What to produce - Return all the entries below exactly, except for the images they hold.

═════ Dataset records ═════

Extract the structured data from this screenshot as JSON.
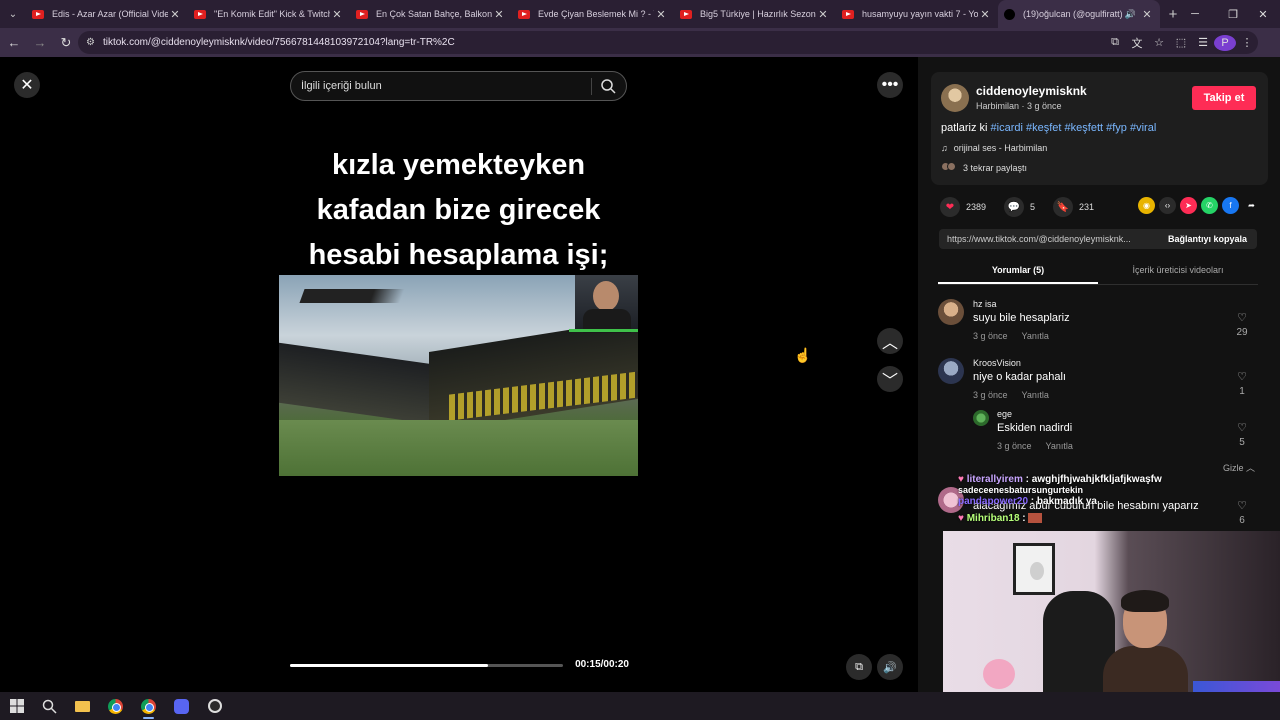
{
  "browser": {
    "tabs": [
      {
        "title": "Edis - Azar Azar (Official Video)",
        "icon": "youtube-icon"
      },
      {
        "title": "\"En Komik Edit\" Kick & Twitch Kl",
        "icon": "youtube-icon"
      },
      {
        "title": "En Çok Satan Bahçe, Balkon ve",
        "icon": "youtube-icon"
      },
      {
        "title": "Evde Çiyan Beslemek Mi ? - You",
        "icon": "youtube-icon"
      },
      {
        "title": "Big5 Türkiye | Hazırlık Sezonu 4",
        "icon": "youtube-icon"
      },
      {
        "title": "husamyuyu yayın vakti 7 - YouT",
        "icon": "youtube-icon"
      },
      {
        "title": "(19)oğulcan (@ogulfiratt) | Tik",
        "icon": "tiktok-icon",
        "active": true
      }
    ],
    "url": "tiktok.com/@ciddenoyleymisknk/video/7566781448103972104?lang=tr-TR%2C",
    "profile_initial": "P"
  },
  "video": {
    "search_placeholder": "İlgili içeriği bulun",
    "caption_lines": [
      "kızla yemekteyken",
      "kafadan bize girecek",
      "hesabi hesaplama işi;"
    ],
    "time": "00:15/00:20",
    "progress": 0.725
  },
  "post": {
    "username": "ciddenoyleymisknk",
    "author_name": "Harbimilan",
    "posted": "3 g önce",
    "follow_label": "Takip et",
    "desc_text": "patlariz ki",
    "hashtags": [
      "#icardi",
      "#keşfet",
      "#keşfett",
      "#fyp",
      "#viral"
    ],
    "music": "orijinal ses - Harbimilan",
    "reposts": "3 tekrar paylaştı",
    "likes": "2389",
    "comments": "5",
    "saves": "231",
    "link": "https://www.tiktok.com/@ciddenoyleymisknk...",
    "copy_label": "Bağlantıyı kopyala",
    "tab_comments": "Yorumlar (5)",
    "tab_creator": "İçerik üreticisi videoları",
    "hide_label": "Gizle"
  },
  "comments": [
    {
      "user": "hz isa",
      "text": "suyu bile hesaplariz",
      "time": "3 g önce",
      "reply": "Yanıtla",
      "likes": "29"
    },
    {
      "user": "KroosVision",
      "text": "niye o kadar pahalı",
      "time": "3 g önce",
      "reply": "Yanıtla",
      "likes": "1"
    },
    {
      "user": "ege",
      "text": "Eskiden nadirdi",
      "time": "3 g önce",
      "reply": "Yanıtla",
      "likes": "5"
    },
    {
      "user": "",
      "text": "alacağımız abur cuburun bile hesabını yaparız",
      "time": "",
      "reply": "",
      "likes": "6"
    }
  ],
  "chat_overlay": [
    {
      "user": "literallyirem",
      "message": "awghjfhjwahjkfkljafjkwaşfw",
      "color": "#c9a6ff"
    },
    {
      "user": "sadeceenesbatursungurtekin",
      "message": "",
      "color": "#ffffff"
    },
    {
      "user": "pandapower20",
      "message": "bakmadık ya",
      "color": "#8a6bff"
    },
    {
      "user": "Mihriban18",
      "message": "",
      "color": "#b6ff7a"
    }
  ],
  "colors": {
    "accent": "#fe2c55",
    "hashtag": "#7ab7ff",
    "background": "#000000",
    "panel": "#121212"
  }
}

═════

Solution to this exercise -
Extract the structured data from this screenshot as JSON.
{
  "browser": {
    "tabs": [
      {
        "title": "Edis - Azar Azar (Official Video)",
        "icon": "youtube-icon"
      },
      {
        "title": "\"En Komik Edit\" Kick & Twitch Kl",
        "icon": "youtube-icon"
      },
      {
        "title": "En Çok Satan Bahçe, Balkon ve",
        "icon": "youtube-icon"
      },
      {
        "title": "Evde Çiyan Beslemek Mi ? - You",
        "icon": "youtube-icon"
      },
      {
        "title": "Big5 Türkiye | Hazırlık Sezonu 4",
        "icon": "youtube-icon"
      },
      {
        "title": "husamyuyu yayın vakti 7 - YouT",
        "icon": "youtube-icon"
      },
      {
        "title": "(19)oğulcan (@ogulfiratt) | Tik",
        "icon": "tiktok-icon",
        "active": true
      }
    ],
    "url": "tiktok.com/@ciddenoyleymisknk/video/7566781448103972104?lang=tr-TR%2C",
    "profile_initial": "P"
  },
  "video": {
    "search_placeholder": "İlgili içeriği bulun",
    "caption_lines": [
      "kızla yemekteyken",
      "kafadan bize girecek",
      "hesabi hesaplama işi;"
    ],
    "time": "00:15/00:20",
    "progress": 0.725
  },
  "post": {
    "username": "ciddenoyleymisknk",
    "author_name": "Harbimilan",
    "posted": "3 g önce",
    "follow_label": "Takip et",
    "desc_text": "patlariz ki",
    "hashtags": [
      "#icardi",
      "#keşfet",
      "#keşfett",
      "#fyp",
      "#viral"
    ],
    "music": "orijinal ses - Harbimilan",
    "reposts": "3 tekrar paylaştı",
    "likes": "2389",
    "comments": "5",
    "saves": "231",
    "link": "https://www.tiktok.com/@ciddenoyleymisknk...",
    "copy_label": "Bağlantıyı kopyala",
    "tab_comments": "Yorumlar (5)",
    "tab_creator": "İçerik üreticisi videoları",
    "hide_label": "Gizle"
  },
  "comments": [
    {
      "user": "hz isa",
      "text": "suyu bile hesaplariz",
      "time": "3 g önce",
      "reply": "Yanıtla",
      "likes": "29"
    },
    {
      "user": "KroosVision",
      "text": "niye o kadar pahalı",
      "time": "3 g önce",
      "reply": "Yanıtla",
      "likes": "1"
    },
    {
      "user": "ege",
      "text": "Eskiden nadirdi",
      "time": "3 g önce",
      "reply": "Yanıtla",
      "likes": "5"
    },
    {
      "user": "",
      "text": "alacağımız abur cuburun bile hesabını yaparız",
      "time": "",
      "reply": "",
      "likes": "6"
    }
  ],
  "chat_overlay": [
    {
      "user": "literallyirem",
      "message": "awghjfhjwahjkfkljafjkwaşfw",
      "color": "#c9a6ff"
    },
    {
      "user": "sadeceenesbatursungurtekin",
      "message": "",
      "color": "#ffffff"
    },
    {
      "user": "pandapower20",
      "message": "bakmadık ya",
      "color": "#8a6bff"
    },
    {
      "user": "Mihriban18",
      "message": "",
      "color": "#b6ff7a"
    }
  ],
  "colors": {
    "accent": "#fe2c55",
    "hashtag": "#7ab7ff",
    "background": "#000000",
    "panel": "#121212"
  }
}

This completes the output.